* [Records provided]:
════════════════════
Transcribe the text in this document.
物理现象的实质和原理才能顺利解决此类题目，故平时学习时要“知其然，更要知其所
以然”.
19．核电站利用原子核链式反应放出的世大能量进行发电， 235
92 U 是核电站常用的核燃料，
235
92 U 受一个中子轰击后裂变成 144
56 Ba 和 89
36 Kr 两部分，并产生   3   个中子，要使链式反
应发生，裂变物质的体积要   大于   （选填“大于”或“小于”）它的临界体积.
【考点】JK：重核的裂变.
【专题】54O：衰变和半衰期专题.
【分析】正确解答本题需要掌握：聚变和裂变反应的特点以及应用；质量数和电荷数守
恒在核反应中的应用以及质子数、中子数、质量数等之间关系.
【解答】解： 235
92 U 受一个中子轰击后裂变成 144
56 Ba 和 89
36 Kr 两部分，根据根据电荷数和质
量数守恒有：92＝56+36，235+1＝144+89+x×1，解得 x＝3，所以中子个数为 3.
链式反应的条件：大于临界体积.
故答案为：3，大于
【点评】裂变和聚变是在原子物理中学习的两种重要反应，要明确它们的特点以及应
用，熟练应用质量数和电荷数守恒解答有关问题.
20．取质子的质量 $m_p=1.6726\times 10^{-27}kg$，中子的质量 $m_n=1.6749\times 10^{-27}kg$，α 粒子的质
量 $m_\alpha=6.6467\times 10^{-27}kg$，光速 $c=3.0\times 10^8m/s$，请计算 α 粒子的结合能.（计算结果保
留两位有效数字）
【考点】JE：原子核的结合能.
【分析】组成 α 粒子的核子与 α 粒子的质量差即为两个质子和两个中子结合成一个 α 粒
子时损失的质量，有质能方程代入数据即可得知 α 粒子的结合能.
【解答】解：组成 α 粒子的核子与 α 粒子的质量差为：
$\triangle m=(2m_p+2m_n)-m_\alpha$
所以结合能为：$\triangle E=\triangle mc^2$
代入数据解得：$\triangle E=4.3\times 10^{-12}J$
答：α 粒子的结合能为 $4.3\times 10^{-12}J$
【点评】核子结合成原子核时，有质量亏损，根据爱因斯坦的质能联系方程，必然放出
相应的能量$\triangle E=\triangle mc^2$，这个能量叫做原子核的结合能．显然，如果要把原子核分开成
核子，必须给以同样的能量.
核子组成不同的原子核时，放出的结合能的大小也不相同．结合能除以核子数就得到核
════════════════════
* [The task]: Retype the records in full. Keep every line identical to the original.

* [Result of the task]:
Transcribe the text in this document.
物理现象的实质和原理才能顺利解决此类题目，故平时学习时要“知其然，更要知其所
以然”.
19．核电站利用原子核链式反应放出的世大能量进行发电， 235
92 U 是核电站常用的核燃料，
235
92 U 受一个中子轰击后裂变成 144
56 Ba 和 89
36 Kr 两部分，并产生   3   个中子，要使链式反
应发生，裂变物质的体积要   大于   （选填“大于”或“小于”）它的临界体积.
【考点】JK：重核的裂变.
【专题】54O：衰变和半衰期专题.
【分析】正确解答本题需要掌握：聚变和裂变反应的特点以及应用；质量数和电荷数守
恒在核反应中的应用以及质子数、中子数、质量数等之间关系.
【解答】解： 235
92 U 受一个中子轰击后裂变成 144
56 Ba 和 89
36 Kr 两部分，根据根据电荷数和质
量数守恒有：92＝56+36，235+1＝144+89+x×1，解得 x＝3，所以中子个数为 3.
链式反应的条件：大于临界体积.
故答案为：3，大于
【点评】裂变和聚变是在原子物理中学习的两种重要反应，要明确它们的特点以及应
用，熟练应用质量数和电荷数守恒解答有关问题.
20．取质子的质量 $m_p=1.6726\times 10^{-27}kg$，中子的质量 $m_n=1.6749\times 10^{-27}kg$，α 粒子的质
量 $m_\alpha=6.6467\times 10^{-27}kg$，光速 $c=3.0\times 10^8m/s$，请计算 α 粒子的结合能.（计算结果保
留两位有效数字）
【考点】JE：原子核的结合能.
【分析】组成 α 粒子的核子与 α 粒子的质量差即为两个质子和两个中子结合成一个 α 粒
子时损失的质量，有质能方程代入数据即可得知 α 粒子的结合能.
【解答】解：组成 α 粒子的核子与 α 粒子的质量差为：
$\triangle m=(2m_p+2m_n)-m_\alpha$
所以结合能为：$\triangle E=\triangle mc^2$
代入数据解得：$\triangle E=4.3\times 10^{-12}J$
答：α 粒子的结合能为 $4.3\times 10^{-12}J$
【点评】核子结合成原子核时，有质量亏损，根据爱因斯坦的质能联系方程，必然放出
相应的能量$\triangle E=\triangle mc^2$，这个能量叫做原子核的结合能．显然，如果要把原子核分开成
核子，必须给以同样的能量.
核子组成不同的原子核时，放出的结合能的大小也不相同．结合能除以核子数就得到核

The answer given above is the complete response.